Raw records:
◆ ◆ ◆
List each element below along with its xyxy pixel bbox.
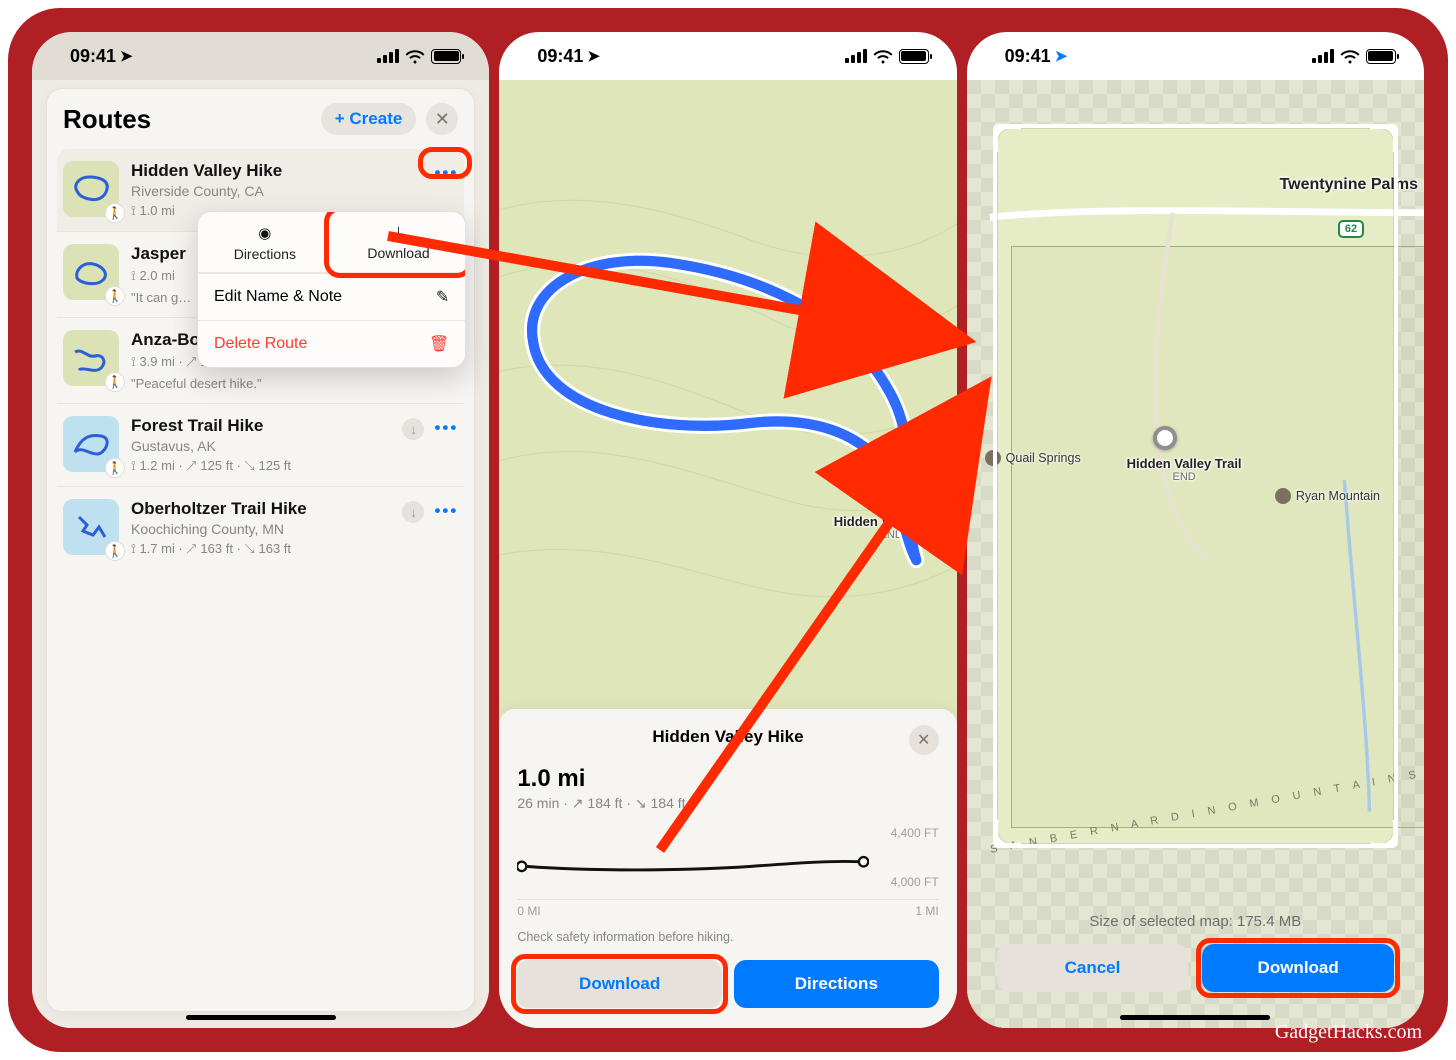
routes-panel: Routes + Create ✕ 🚶 Hidden Val [46,88,475,1012]
trash-icon: 🗑 [429,334,449,354]
download-map-view[interactable]: Twentynine Palms 62 Quail Springs Ryan M… [967,80,1424,1028]
phone-routes-list: 09:41 ➤ Routes + Create ✕ [32,32,489,1028]
route-title: Forest Trail Hike [131,416,390,436]
route-note: "Peaceful desert hike." [131,376,390,391]
battery-icon [431,49,461,64]
phone-download-map: 09:41 ➤ Twentynine Palms [967,32,1424,1028]
route-subtitle: Koochiching County, MN [131,521,390,537]
popover-download[interactable]: ⤓ Download [332,212,466,272]
home-indicator [1120,1015,1270,1020]
directions-button[interactable]: Directions [734,960,939,1008]
status-time: 09:41 [70,46,116,67]
status-bar: 09:41 ➤ [967,32,1424,80]
location-arrow-icon: ➤ [120,47,133,65]
status-time: 09:41 [537,46,583,67]
elevation-chart: 4,400 FT 4,000 FT [517,828,938,900]
walk-icon: 🚶 [105,286,125,306]
location-arrow-icon: ➤ [1055,47,1068,65]
status-time: 09:41 [1005,46,1051,67]
route-title: Hidden Valley Hike [131,161,422,181]
route-item[interactable]: 🚶 Oberholtzer Trail Hike Koochiching Cou… [57,487,464,569]
location-arrow-icon: ➤ [587,47,600,65]
route-item[interactable]: 🚶 Hidden Valley Hike Riverside County, C… [57,149,464,232]
cell-signal-icon [377,49,399,63]
directions-icon: ◉ [204,224,326,242]
selection-corner-handle[interactable] [993,820,1021,848]
status-bar: 09:41 ➤ [32,32,489,80]
download-button[interactable]: Download [1202,944,1394,992]
route-subtitle: Gustavus, AK [131,438,390,454]
route-thumbnail: 🚶 [63,499,119,555]
x-axis-start: 0 MI [517,904,540,918]
home-indicator [186,1015,336,1020]
download-mini-icon[interactable]: ↓ [402,501,424,523]
cancel-button[interactable]: Cancel [997,944,1189,992]
pencil-icon: ✎ [436,287,449,307]
route-thumbnail: 🚶 [63,244,119,300]
phone-route-detail: 09:41 ➤ [499,32,956,1028]
safety-disclaimer: Check safety information before hiking. [517,930,938,944]
watermark: GadgetHacks.com [1275,1021,1422,1044]
selection-corner-handle[interactable] [1370,820,1398,848]
elevation-line-icon [517,850,868,885]
create-route-button[interactable]: + Create [321,103,417,135]
popover-directions[interactable]: ◉ Directions [198,212,332,272]
route-subtitle: Riverside County, CA [131,183,422,199]
map-selection-rect[interactable] [993,124,1398,848]
route-more-button[interactable]: ••• [434,163,458,183]
sheet-close-button[interactable]: ✕ [909,725,939,755]
panel-title: Routes [63,104,151,135]
sheet-title: Hidden Valley Hike [652,727,803,747]
download-mini-icon[interactable]: ↓ [402,418,424,440]
cell-signal-icon [845,49,867,63]
selection-corner-handle[interactable] [993,124,1021,152]
route-item[interactable]: 🚶 Forest Trail Hike Gustavus, AK ⟟ 1.2 m… [57,404,464,487]
route-thumbnail: 🚶 [63,416,119,472]
popover-delete[interactable]: Delete Route 🗑 [198,320,465,367]
walk-icon: 🚶 [105,372,125,392]
wifi-icon [1340,49,1360,64]
x-axis-end: 1 MI [915,904,938,918]
trail-map[interactable]: Hidden Valley Trail END Hidden Valley Hi… [499,80,956,1028]
walk-icon: 🚶 [105,203,125,223]
route-detail-sheet: Hidden Valley Hike ✕ 1.0 mi 26 min · ↗ 1… [499,709,956,1028]
route-title: Oberholtzer Trail Hike [131,499,390,519]
walk-icon: 🚶 [105,541,125,561]
selection-corner-handle[interactable] [1370,124,1398,152]
trail-route-line [499,80,956,720]
battery-icon [899,49,929,64]
download-button[interactable]: Download [517,960,722,1008]
route-thumbnail: 🚶 [63,161,119,217]
wifi-icon [405,49,425,64]
cell-signal-icon [1312,49,1334,63]
route-meta: ⟟ 1.7 mi · ↗ 163 ft · ↘ 163 ft [131,541,390,557]
routes-list: 🚶 Hidden Valley Hike Riverside County, C… [47,149,474,569]
route-popover: ◉ Directions ⤓ Download Edit N [197,211,466,368]
route-more-button[interactable]: ••• [434,418,458,438]
status-bar: 09:41 ➤ [499,32,956,80]
popover-edit[interactable]: Edit Name & Note ✎ [198,273,465,320]
map-size-label: Size of selected map: 175.4 MB [967,913,1424,930]
route-distance: 1.0 mi [517,765,938,793]
wifi-icon [873,49,893,64]
route-stats-sub: 26 min · ↗ 184 ft · ↘ 184 ft [517,795,938,812]
route-thumbnail: 🚶 [63,330,119,386]
route-meta: ⟟ 1.2 mi · ↗ 125 ft · ↘ 125 ft [131,458,390,474]
walk-icon: 🚶 [105,458,125,478]
battery-icon [1366,49,1396,64]
download-icon: ⤓ [338,224,460,241]
route-more-button[interactable]: ••• [434,501,458,521]
close-panel-button[interactable]: ✕ [426,103,458,135]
◆ ◆ ◆
◆ What you will do: Reproduce the lines of the records from the line that contains "routes-panel: Routes +" to the line that contains "location-arrow-icon: ➤ [1055,47,1068,65]", including both of those lines.

◆ Solved problem:
routes-panel: Routes + Create ✕ 🚶 Hidden Val [46,88,475,1012]
trash-icon: 🗑 [429,334,449,354]
download-map-view[interactable]: Twentynine Palms 62 Quail Springs Ryan M… [967,80,1424,1028]
phone-routes-list: 09:41 ➤ Routes + Create ✕ [32,32,489,1028]
route-title: Forest Trail Hike [131,416,390,436]
route-note: "Peaceful desert hike." [131,376,390,391]
battery-icon [431,49,461,64]
phone-download-map: 09:41 ➤ Twentynine Palms [967,32,1424,1028]
route-subtitle: Koochiching County, MN [131,521,390,537]
popover-download[interactable]: ⤓ Download [332,212,466,272]
home-indicator [1120,1015,1270,1020]
directions-button[interactable]: Directions [734,960,939,1008]
status-time: 09:41 [70,46,116,67]
status-bar: 09:41 ➤ [967,32,1424,80]
location-arrow-icon: ➤ [120,47,133,65]
status-time: 09:41 [537,46,583,67]
elevation-chart: 4,400 FT 4,000 FT [517,828,938,900]
walk-icon: 🚶 [105,286,125,306]
location-arrow-icon: ➤ [1055,47,1068,65]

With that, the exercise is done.